── Data for the task ──
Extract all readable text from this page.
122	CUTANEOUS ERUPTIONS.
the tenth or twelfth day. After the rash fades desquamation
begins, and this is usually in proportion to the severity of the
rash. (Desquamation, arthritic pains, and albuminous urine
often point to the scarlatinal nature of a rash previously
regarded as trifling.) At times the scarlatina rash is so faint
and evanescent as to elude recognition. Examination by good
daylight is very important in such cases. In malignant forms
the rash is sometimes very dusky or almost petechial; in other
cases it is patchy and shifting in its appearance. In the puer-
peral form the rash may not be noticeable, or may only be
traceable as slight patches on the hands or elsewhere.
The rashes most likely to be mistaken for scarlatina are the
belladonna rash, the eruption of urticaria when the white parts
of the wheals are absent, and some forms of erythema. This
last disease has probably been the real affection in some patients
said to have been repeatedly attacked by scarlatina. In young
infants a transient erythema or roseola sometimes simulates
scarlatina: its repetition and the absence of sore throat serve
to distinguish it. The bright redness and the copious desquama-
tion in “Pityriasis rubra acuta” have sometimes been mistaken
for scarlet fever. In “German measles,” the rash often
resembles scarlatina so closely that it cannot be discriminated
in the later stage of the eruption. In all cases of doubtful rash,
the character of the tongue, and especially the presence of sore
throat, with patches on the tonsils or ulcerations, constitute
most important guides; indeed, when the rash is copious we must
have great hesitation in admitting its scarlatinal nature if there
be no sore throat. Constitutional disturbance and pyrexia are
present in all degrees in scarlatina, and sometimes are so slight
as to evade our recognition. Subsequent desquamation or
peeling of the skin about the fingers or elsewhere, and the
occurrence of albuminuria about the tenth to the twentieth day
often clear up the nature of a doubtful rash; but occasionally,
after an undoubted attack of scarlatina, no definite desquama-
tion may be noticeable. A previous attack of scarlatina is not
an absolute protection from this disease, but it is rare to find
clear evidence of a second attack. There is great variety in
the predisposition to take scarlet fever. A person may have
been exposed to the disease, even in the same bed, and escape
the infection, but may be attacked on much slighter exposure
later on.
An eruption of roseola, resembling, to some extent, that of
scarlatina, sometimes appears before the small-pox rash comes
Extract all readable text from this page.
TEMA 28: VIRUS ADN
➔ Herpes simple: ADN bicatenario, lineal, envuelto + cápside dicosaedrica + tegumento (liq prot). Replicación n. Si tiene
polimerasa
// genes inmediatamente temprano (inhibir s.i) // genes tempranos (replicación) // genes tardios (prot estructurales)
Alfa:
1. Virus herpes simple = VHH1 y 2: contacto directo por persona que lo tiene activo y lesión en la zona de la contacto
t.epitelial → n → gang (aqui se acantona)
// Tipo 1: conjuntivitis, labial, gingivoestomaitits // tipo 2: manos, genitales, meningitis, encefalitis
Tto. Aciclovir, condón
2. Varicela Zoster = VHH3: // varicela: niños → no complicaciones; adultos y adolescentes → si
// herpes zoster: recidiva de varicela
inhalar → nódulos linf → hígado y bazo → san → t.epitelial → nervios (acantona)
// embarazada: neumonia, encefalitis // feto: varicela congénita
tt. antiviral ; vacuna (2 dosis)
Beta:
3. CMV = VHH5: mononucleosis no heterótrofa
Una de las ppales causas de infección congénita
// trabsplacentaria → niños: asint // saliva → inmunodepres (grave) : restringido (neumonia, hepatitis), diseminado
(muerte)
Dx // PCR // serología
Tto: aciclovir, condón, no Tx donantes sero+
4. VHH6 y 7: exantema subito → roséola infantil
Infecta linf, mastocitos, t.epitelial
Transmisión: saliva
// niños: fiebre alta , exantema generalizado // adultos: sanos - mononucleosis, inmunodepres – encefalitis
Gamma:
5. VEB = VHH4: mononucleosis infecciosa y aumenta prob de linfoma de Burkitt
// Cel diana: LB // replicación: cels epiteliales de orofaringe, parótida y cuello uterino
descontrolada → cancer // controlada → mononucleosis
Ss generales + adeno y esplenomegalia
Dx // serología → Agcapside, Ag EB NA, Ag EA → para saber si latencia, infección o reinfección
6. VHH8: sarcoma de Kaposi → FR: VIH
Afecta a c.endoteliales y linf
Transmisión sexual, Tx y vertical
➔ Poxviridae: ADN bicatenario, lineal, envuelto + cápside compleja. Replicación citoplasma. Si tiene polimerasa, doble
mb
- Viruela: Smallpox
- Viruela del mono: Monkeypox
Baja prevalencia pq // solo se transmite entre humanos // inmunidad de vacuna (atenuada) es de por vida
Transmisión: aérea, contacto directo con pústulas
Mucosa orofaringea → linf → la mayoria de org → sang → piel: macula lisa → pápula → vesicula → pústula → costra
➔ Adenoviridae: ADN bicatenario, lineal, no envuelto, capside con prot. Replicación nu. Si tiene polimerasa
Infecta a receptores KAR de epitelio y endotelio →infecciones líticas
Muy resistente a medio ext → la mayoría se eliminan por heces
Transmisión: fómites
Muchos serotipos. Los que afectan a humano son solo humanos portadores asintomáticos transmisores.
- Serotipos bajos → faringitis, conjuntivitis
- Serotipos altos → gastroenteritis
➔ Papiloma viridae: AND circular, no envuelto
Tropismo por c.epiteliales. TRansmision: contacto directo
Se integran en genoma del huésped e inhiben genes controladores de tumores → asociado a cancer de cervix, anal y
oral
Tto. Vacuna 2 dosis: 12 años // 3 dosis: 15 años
───
What you should do: Every line of the data should be output exactly as it was given.

Task answer:
Extract all readable text from this page.
122	CUTANEOUS ERUPTIONS.
the tenth or twelfth day. After the rash fades desquamation
begins, and this is usually in proportion to the severity of the
rash. (Desquamation, arthritic pains, and albuminous urine
often point to the scarlatinal nature of a rash previously
regarded as trifling.) At times the scarlatina rash is so faint
and evanescent as to elude recognition. Examination by good
daylight is very important in such cases. In malignant forms
the rash is sometimes very dusky or almost petechial; in other
cases it is patchy and shifting in its appearance. In the puer-
peral form the rash may not be noticeable, or may only be
traceable as slight patches on the hands or elsewhere.
The rashes most likely to be mistaken for scarlatina are the
belladonna rash, the eruption of urticaria when the white parts
of the wheals are absent, and some forms of erythema. This
last disease has probably been the real affection in some patients
said to have been repeatedly attacked by scarlatina. In young
infants a transient erythema or roseola sometimes simulates
scarlatina: its repetition and the absence of sore throat serve
to distinguish it. The bright redness and the copious desquama-
tion in “Pityriasis rubra acuta” have sometimes been mistaken
for scarlet fever. In “German measles,” the rash often
resembles scarlatina so closely that it cannot be discriminated
in the later stage of the eruption. In all cases of doubtful rash,
the character of the tongue, and especially the presence of sore
throat, with patches on the tonsils or ulcerations, constitute
most important guides; indeed, when the rash is copious we must
have great hesitation in admitting its scarlatinal nature if there
be no sore throat. Constitutional disturbance and pyrexia are
present in all degrees in scarlatina, and sometimes are so slight
as to evade our recognition. Subsequent desquamation or
peeling of the skin about the fingers or elsewhere, and the
occurrence of albuminuria about the tenth to the twentieth day
often clear up the nature of a doubtful rash; but occasionally,
after an undoubted attack of scarlatina, no definite desquama-
tion may be noticeable. A previous attack of scarlatina is not
an absolute protection from this disease, but it is rare to find
clear evidence of a second attack. There is great variety in
the predisposition to take scarlet fever. A person may have
been exposed to the disease, even in the same bed, and escape
the infection, but may be attacked on much slighter exposure
later on.
An eruption of roseola, resembling, to some extent, that of
scarlatina, sometimes appears before the small-pox rash comes
Extract all readable text from this page.
TEMA 28: VIRUS ADN
➔ Herpes simple: ADN bicatenario, lineal, envuelto + cápside dicosaedrica + tegumento (liq prot). Replicación n. Si tiene
polimerasa
// genes inmediatamente temprano (inhibir s.i) // genes tempranos (replicación) // genes tardios (prot estructurales)
Alfa:
1. Virus herpes simple = VHH1 y 2: contacto directo por persona que lo tiene activo y lesión en la zona de la contacto
t.epitelial → n → gang (aqui se acantona)
// Tipo 1: conjuntivitis, labial, gingivoestomaitits // tipo 2: manos, genitales, meningitis, encefalitis
Tto. Aciclovir, condón
2. Varicela Zoster = VHH3: // varicela: niños → no complicaciones; adultos y adolescentes → si
// herpes zoster: recidiva de varicela
inhalar → nódulos linf → hígado y bazo → san → t.epitelial → nervios (acantona)
// embarazada: neumonia, encefalitis // feto: varicela congénita
tt. antiviral ; vacuna (2 dosis)
Beta:
3. CMV = VHH5: mononucleosis no heterótrofa
Una de las ppales causas de infección congénita
// trabsplacentaria → niños: asint // saliva → inmunodepres (grave) : restringido (neumonia, hepatitis), diseminado
(muerte)
Dx // PCR // serología
Tto: aciclovir, condón, no Tx donantes sero+
4. VHH6 y 7: exantema subito → roséola infantil
Infecta linf, mastocitos, t.epitelial
Transmisión: saliva
// niños: fiebre alta , exantema generalizado // adultos: sanos - mononucleosis, inmunodepres – encefalitis
Gamma:
5. VEB = VHH4: mononucleosis infecciosa y aumenta prob de linfoma de Burkitt
// Cel diana: LB // replicación: cels epiteliales de orofaringe, parótida y cuello uterino
descontrolada → cancer // controlada → mononucleosis
Ss generales + adeno y esplenomegalia
Dx // serología → Agcapside, Ag EB NA, Ag EA → para saber si latencia, infección o reinfección
6. VHH8: sarcoma de Kaposi → FR: VIH
Afecta a c.endoteliales y linf
Transmisión sexual, Tx y vertical
➔ Poxviridae: ADN bicatenario, lineal, envuelto + cápside compleja. Replicación citoplasma. Si tiene polimerasa, doble
mb
- Viruela: Smallpox
- Viruela del mono: Monkeypox
Baja prevalencia pq // solo se transmite entre humanos // inmunidad de vacuna (atenuada) es de por vida
Transmisión: aérea, contacto directo con pústulas
Mucosa orofaringea → linf → la mayoria de org → sang → piel: macula lisa → pápula → vesicula → pústula → costra
➔ Adenoviridae: ADN bicatenario, lineal, no envuelto, capside con prot. Replicación nu. Si tiene polimerasa
Infecta a receptores KAR de epitelio y endotelio →infecciones líticas
Muy resistente a medio ext → la mayoría se eliminan por heces
Transmisión: fómites
Muchos serotipos. Los que afectan a humano son solo humanos portadores asintomáticos transmisores.
- Serotipos bajos → faringitis, conjuntivitis
- Serotipos altos → gastroenteritis
➔ Papiloma viridae: AND circular, no envuelto
Tropismo por c.epiteliales. TRansmision: contacto directo
Se integran en genoma del huésped e inhiben genes controladores de tumores → asociado a cancer de cervix, anal y
oral
Tto. Vacuna 2 dosis: 12 años // 3 dosis: 15 años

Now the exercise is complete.